»»
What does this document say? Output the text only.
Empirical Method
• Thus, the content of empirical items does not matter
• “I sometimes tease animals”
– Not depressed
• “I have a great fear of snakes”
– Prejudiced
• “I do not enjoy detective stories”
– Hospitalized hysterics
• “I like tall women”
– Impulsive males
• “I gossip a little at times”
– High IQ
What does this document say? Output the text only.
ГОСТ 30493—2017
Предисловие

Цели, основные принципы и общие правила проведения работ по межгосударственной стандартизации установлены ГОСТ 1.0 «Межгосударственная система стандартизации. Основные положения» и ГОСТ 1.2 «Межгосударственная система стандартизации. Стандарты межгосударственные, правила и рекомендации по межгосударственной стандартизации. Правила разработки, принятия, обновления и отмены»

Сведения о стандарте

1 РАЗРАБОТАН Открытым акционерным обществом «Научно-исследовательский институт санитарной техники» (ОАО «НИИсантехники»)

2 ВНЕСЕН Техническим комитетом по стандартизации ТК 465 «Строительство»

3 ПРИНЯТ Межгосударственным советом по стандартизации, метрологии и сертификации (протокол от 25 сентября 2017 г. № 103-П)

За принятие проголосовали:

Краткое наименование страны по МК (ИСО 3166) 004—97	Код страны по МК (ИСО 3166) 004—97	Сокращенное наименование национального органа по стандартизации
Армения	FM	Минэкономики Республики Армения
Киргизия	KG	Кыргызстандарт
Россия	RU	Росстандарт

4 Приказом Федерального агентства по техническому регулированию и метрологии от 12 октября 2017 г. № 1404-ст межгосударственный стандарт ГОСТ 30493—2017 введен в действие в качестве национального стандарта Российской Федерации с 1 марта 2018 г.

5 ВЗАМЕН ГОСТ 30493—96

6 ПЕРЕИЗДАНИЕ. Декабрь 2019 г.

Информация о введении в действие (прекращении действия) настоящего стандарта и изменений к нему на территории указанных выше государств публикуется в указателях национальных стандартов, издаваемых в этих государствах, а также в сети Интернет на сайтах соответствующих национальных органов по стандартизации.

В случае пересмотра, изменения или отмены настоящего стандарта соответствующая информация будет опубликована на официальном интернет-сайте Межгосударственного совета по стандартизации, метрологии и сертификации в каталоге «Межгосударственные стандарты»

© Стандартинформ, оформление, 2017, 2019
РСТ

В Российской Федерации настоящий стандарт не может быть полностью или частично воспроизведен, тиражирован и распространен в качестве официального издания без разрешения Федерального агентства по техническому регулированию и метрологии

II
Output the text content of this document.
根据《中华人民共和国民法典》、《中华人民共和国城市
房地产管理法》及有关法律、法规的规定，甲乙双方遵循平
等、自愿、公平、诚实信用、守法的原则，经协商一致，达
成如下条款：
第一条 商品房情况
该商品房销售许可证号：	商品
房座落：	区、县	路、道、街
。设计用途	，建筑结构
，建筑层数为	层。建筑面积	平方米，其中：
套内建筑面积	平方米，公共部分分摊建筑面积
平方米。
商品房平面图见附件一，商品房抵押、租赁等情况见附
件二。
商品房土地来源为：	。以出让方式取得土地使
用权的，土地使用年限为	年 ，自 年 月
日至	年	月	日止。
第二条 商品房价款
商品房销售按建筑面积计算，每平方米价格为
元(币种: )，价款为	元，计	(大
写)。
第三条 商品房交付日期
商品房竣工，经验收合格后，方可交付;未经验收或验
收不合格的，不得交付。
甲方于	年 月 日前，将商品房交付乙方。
««
§ **Brief**
Return all the data above once more, precisely as given.

§ **Exercise result**
What does this document say? Output the text only.
Empirical Method
• Thus, the content of empirical items does not matter
• “I sometimes tease animals”
– Not depressed
• “I have a great fear of snakes”
– Prejudiced
• “I do not enjoy detective stories”
– Hospitalized hysterics
• “I like tall women”
– Impulsive males
• “I gossip a little at times”
– High IQ
What does this document say? Output the text only.
ГОСТ 30493—2017
Предисловие

Цели, основные принципы и общие правила проведения работ по межгосударственной стандартизации установлены ГОСТ 1.0 «Межгосударственная система стандартизации. Основные положения» и ГОСТ 1.2 «Межгосударственная система стандартизации. Стандарты межгосударственные, правила и рекомендации по межгосударственной стандартизации. Правила разработки, принятия, обновления и отмены»

Сведения о стандарте

1 РАЗРАБОТАН Открытым акционерным обществом «Научно-исследовательский институт санитарной техники» (ОАО «НИИсантехники»)

2 ВНЕСЕН Техническим комитетом по стандартизации ТК 465 «Строительство»

3 ПРИНЯТ Межгосударственным советом по стандартизации, метрологии и сертификации (протокол от 25 сентября 2017 г. № 103-П)

За принятие проголосовали:

Краткое наименование страны по МК (ИСО 3166) 004—97	Код страны по МК (ИСО 3166) 004—97	Сокращенное наименование национального органа по стандартизации
Армения	FM	Минэкономики Республики Армения
Киргизия	KG	Кыргызстандарт
Россия	RU	Росстандарт

4 Приказом Федерального агентства по техническому регулированию и метрологии от 12 октября 2017 г. № 1404-ст межгосударственный стандарт ГОСТ 30493—2017 введен в действие в качестве национального стандарта Российской Федерации с 1 марта 2018 г.

5 ВЗАМЕН ГОСТ 30493—96

6 ПЕРЕИЗДАНИЕ. Декабрь 2019 г.

Информация о введении в действие (прекращении действия) настоящего стандарта и изменений к нему на территории указанных выше государств публикуется в указателях национальных стандартов, издаваемых в этих государствах, а также в сети Интернет на сайтах соответствующих национальных органов по стандартизации.

В случае пересмотра, изменения или отмены настоящего стандарта соответствующая информация будет опубликована на официальном интернет-сайте Межгосударственного совета по стандартизации, метрологии и сертификации в каталоге «Межгосударственные стандарты»

© Стандартинформ, оформление, 2017, 2019
РСТ

В Российской Федерации настоящий стандарт не может быть полностью или частично воспроизведен, тиражирован и распространен в качестве официального издания без разрешения Федерального агентства по техническому регулированию и метрологии

II
Output the text content of this document.
根据《中华人民共和国民法典》、《中华人民共和国城市
房地产管理法》及有关法律、法规的规定，甲乙双方遵循平
等、自愿、公平、诚实信用、守法的原则，经协商一致，达
成如下条款：
第一条 商品房情况
该商品房销售许可证号：	商品
房座落：	区、县	路、道、街
。设计用途	，建筑结构
，建筑层数为	层。建筑面积	平方米，其中：
套内建筑面积	平方米，公共部分分摊建筑面积
平方米。
商品房平面图见附件一，商品房抵押、租赁等情况见附
件二。
商品房土地来源为：	。以出让方式取得土地使
用权的，土地使用年限为	年 ，自 年 月
日至	年	月	日止。
第二条 商品房价款
商品房销售按建筑面积计算，每平方米价格为
元(币种: )，价款为	元，计	(大
写)。
第三条 商品房交付日期
商品房竣工，经验收合格后，方可交付;未经验收或验
收不合格的，不得交付。
甲方于	年 月 日前，将商品房交付乙方。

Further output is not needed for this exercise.